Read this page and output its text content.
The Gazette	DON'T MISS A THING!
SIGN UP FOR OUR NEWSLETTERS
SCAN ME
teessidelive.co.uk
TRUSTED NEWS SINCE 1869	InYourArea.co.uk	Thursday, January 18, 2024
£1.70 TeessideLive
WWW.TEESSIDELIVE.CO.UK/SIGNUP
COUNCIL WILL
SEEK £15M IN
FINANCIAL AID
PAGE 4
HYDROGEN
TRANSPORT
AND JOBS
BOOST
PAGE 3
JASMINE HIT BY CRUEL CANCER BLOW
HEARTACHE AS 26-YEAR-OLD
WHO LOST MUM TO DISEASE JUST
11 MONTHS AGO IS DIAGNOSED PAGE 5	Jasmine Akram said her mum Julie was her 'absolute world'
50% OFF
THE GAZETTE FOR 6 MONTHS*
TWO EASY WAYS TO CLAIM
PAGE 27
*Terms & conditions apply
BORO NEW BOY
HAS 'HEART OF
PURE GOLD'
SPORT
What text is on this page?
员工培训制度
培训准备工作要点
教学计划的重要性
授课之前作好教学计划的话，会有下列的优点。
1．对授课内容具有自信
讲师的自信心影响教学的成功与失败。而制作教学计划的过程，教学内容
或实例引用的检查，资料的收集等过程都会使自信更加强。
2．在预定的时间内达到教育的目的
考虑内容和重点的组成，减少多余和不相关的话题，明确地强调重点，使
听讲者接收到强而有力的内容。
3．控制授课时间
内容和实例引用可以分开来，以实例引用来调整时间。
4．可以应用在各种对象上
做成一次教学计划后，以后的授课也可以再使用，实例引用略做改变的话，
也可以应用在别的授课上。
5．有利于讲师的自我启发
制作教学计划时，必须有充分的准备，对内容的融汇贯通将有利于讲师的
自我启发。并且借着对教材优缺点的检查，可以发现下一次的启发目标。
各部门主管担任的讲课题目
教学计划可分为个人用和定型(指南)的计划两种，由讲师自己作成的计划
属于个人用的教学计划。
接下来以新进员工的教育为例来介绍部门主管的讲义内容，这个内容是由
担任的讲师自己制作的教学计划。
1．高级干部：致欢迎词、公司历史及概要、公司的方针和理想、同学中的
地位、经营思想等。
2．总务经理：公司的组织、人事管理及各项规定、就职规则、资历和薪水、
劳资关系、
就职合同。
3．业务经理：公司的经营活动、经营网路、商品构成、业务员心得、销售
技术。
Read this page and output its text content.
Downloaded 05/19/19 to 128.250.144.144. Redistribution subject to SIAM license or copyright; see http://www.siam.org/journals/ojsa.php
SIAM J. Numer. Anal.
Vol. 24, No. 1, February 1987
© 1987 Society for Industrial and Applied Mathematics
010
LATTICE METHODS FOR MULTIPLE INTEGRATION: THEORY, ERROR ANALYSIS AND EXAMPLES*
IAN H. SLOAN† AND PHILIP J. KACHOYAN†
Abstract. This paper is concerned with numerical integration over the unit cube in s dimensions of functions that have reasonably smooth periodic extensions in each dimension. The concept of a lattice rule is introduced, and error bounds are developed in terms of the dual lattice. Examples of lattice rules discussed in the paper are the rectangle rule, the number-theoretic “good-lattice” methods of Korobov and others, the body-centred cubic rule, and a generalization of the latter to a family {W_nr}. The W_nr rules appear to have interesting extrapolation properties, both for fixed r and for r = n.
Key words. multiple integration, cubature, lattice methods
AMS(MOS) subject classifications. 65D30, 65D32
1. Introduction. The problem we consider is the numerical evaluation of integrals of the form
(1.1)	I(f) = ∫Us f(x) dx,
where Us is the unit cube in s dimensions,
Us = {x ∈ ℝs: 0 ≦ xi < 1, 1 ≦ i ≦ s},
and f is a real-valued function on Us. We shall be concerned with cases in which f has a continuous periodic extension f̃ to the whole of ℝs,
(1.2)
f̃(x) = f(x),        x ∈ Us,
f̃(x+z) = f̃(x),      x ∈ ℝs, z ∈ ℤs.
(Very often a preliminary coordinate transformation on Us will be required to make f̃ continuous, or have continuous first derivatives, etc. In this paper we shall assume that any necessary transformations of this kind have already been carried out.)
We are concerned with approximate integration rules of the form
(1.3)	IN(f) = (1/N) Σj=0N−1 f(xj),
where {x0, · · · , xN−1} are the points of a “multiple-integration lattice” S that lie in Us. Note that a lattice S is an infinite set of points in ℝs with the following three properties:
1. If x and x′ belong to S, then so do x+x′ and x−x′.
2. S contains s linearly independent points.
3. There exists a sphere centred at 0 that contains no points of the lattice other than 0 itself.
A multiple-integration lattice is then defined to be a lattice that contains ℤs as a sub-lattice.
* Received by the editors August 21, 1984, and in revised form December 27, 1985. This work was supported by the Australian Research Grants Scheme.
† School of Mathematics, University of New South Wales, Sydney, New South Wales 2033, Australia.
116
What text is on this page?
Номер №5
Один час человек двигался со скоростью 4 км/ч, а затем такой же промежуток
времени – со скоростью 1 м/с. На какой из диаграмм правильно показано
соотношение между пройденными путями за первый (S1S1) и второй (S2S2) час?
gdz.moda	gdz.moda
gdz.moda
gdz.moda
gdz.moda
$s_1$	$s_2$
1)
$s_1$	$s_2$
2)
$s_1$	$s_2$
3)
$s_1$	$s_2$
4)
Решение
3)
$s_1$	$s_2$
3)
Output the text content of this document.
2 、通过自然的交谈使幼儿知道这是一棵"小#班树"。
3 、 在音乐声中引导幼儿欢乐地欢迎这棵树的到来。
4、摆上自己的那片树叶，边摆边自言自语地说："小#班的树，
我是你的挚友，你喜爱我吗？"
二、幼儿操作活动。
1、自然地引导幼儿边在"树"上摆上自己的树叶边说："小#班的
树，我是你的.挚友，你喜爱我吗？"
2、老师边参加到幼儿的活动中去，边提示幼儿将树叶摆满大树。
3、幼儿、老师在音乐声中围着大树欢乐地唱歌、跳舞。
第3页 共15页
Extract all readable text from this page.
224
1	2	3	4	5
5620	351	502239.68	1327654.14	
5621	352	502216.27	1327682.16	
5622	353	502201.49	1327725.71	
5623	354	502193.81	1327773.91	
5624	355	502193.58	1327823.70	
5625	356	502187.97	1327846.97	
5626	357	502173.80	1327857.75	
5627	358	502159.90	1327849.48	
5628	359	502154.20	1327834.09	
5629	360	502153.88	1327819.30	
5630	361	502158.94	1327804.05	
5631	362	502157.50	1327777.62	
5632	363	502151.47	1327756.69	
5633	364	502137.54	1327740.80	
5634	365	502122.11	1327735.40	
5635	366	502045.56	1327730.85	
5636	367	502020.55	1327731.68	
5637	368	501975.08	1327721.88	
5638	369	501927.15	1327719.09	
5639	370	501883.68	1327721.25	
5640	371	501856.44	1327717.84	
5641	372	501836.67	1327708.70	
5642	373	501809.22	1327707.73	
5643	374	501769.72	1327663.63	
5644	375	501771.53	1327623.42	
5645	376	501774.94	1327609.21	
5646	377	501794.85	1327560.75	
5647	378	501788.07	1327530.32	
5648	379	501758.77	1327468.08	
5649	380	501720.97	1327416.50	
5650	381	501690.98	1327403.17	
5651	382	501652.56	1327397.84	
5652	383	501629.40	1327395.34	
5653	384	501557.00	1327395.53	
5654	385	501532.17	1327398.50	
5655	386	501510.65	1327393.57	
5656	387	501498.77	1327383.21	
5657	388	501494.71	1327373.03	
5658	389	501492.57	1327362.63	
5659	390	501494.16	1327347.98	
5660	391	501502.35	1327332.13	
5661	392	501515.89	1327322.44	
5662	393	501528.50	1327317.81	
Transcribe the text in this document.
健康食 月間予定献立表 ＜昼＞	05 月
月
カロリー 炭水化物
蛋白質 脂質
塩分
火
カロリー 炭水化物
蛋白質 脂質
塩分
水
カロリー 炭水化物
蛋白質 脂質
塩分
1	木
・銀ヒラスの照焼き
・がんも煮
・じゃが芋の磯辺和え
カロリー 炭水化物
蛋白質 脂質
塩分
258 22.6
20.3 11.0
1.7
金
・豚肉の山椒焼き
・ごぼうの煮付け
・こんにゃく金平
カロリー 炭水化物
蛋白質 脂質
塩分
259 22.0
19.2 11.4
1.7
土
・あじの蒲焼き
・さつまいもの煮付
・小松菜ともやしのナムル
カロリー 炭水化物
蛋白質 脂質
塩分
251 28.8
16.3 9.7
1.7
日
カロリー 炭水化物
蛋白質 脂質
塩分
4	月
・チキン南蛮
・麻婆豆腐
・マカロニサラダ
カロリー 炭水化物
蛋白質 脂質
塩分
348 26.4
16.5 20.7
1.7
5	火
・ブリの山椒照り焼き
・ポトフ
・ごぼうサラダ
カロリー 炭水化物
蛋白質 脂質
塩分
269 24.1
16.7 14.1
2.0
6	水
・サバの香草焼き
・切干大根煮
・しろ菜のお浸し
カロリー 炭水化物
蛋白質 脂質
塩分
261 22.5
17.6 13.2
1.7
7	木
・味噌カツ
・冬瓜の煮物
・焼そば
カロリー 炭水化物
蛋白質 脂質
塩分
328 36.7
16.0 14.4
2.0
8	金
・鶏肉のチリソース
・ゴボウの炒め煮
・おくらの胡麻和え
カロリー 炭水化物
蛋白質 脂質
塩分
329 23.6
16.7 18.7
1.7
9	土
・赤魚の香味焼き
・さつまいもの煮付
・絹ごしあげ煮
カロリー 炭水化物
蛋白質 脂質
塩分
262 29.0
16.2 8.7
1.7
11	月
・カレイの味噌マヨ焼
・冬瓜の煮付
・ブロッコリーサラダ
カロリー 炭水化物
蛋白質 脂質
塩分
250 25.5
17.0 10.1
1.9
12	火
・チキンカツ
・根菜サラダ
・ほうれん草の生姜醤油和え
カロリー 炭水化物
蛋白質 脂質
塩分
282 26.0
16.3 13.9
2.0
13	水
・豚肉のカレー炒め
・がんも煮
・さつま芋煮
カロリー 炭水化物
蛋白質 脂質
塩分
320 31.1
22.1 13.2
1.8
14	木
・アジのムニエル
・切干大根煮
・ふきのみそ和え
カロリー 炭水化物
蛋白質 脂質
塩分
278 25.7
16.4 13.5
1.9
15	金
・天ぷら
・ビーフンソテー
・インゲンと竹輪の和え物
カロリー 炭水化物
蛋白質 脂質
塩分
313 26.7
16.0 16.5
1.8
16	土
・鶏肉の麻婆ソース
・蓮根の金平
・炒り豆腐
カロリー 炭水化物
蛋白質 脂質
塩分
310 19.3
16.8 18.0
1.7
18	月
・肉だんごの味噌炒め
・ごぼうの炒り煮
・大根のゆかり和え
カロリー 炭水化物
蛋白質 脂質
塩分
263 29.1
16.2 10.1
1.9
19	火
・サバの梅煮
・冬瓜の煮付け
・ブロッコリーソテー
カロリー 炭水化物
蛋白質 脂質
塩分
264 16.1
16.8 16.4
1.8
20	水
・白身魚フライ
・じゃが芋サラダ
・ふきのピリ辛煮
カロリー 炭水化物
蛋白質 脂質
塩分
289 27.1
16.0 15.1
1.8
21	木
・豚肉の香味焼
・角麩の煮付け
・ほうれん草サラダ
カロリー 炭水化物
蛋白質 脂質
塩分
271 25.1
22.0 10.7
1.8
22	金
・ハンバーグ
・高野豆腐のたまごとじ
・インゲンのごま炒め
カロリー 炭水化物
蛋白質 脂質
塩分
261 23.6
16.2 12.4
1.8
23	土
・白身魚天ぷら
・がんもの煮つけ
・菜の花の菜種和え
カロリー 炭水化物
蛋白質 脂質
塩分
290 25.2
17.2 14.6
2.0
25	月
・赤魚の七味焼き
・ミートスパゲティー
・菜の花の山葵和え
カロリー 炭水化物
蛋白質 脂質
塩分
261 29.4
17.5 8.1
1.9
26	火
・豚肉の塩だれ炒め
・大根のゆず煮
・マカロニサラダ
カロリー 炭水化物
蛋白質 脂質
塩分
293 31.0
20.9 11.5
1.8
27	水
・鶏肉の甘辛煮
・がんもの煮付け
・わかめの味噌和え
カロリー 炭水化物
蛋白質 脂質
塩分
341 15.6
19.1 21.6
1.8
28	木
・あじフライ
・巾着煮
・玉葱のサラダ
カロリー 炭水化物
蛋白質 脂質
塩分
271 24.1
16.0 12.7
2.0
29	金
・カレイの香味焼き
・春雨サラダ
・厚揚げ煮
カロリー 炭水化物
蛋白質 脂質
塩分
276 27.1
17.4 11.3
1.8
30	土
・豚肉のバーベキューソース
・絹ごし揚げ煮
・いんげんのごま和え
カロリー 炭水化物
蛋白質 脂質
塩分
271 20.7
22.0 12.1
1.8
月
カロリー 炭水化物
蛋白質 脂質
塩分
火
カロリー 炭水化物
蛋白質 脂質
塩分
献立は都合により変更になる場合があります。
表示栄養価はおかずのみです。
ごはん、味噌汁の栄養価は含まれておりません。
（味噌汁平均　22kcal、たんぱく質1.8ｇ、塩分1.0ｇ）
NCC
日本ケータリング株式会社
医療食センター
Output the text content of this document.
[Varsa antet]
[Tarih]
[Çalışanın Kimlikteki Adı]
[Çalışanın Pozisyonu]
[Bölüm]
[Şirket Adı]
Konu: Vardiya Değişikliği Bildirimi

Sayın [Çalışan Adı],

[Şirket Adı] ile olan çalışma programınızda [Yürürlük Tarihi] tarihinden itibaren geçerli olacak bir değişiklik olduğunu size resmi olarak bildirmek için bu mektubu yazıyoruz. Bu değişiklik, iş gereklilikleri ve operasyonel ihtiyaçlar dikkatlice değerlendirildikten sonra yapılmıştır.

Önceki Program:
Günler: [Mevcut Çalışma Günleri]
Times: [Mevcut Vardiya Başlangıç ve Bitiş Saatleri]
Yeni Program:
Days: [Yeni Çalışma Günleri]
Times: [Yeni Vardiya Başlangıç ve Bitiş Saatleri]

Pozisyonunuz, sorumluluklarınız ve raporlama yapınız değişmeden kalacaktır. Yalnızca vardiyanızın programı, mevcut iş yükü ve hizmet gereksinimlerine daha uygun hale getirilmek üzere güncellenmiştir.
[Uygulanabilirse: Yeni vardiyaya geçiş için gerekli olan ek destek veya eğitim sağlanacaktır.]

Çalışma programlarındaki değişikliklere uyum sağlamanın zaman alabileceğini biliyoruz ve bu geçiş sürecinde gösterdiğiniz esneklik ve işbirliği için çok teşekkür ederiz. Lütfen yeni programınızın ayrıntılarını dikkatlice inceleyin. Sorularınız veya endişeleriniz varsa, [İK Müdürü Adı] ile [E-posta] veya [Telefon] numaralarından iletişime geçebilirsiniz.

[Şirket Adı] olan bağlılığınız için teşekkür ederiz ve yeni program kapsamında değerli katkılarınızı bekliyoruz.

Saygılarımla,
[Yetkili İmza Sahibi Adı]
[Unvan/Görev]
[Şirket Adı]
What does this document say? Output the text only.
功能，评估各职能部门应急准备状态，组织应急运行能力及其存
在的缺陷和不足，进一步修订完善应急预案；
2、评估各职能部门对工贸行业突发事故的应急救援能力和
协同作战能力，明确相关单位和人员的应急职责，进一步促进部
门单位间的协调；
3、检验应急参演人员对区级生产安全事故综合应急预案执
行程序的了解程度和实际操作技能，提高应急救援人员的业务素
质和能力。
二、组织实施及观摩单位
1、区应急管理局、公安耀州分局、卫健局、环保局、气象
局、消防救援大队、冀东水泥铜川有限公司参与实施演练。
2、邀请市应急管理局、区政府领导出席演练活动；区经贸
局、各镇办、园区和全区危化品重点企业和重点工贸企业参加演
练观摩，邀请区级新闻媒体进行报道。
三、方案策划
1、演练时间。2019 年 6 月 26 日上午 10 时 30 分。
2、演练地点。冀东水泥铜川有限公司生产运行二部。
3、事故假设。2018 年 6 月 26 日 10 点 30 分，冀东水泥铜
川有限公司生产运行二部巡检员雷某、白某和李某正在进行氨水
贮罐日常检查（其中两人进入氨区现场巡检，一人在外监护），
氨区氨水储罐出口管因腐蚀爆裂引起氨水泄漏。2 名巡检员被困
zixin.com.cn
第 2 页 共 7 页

### What you are asked to do
Print from the line containing "What does this" to the last line above, exactly as written.

### Answer to this exercise
What does this document say? Output the text only.
功能，评估各职能部门应急准备状态，组织应急运行能力及其存
在的缺陷和不足，进一步修订完善应急预案；
2、评估各职能部门对工贸行业突发事故的应急救援能力和
协同作战能力，明确相关单位和人员的应急职责，进一步促进部
门单位间的协调；
3、检验应急参演人员对区级生产安全事故综合应急预案执
行程序的了解程度和实际操作技能，提高应急救援人员的业务素
质和能力。
二、组织实施及观摩单位
1、区应急管理局、公安耀州分局、卫健局、环保局、气象
局、消防救援大队、冀东水泥铜川有限公司参与实施演练。
2、邀请市应急管理局、区政府领导出席演练活动；区经贸
局、各镇办、园区和全区危化品重点企业和重点工贸企业参加演
练观摩，邀请区级新闻媒体进行报道。
三、方案策划
1、演练时间。2019 年 6 月 26 日上午 10 时 30 分。
2、演练地点。冀东水泥铜川有限公司生产运行二部。
3、事故假设。2018 年 6 月 26 日 10 点 30 分，冀东水泥铜
川有限公司生产运行二部巡检员雷某、白某和李某正在进行氨水
贮罐日常检查（其中两人进入氨区现场巡检，一人在外监护），
氨区氨水储罐出口管因腐蚀爆裂引起氨水泄漏。2 名巡检员被困
zixin.com.cn
第 2 页 共 7 页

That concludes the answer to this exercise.